Lines containing "영어회화" are to be counted. Report the count alone.

# Provided material:
:::
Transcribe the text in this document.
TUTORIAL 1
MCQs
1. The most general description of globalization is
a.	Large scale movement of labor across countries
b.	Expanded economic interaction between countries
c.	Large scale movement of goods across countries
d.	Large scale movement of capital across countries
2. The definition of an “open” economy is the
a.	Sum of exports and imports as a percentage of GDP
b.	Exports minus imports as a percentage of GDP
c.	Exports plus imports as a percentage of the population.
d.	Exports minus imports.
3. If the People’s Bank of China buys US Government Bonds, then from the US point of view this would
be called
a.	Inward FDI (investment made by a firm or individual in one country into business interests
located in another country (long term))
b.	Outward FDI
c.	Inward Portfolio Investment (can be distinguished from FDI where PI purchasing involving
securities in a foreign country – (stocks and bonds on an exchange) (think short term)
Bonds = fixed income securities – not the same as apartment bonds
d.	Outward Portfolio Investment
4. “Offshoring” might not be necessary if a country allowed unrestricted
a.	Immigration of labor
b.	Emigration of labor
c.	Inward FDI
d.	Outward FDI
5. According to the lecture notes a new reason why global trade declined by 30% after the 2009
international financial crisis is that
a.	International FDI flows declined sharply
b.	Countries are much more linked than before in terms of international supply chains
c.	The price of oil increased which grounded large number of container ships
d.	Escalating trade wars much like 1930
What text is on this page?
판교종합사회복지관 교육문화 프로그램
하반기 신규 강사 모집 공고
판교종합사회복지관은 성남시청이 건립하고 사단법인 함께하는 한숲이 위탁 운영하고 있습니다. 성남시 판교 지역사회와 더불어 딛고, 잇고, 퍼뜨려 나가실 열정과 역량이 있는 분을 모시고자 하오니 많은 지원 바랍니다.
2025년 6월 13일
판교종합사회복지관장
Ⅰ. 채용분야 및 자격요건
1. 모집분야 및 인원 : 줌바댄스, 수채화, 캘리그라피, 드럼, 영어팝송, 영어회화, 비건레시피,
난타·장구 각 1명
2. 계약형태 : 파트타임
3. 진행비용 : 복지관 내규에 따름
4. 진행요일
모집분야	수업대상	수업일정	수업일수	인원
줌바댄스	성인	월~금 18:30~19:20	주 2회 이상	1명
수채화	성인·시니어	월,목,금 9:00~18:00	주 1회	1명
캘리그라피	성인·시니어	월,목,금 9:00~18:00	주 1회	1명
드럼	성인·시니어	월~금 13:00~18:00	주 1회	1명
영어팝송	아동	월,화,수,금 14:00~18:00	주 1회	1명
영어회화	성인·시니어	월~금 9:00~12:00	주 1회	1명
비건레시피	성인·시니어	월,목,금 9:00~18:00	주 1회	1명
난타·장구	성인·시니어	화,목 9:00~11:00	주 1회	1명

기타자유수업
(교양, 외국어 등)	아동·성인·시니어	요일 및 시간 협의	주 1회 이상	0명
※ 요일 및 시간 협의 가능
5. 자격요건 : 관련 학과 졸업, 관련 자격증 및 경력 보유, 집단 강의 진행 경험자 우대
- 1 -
:::
# Result for this exercise:
2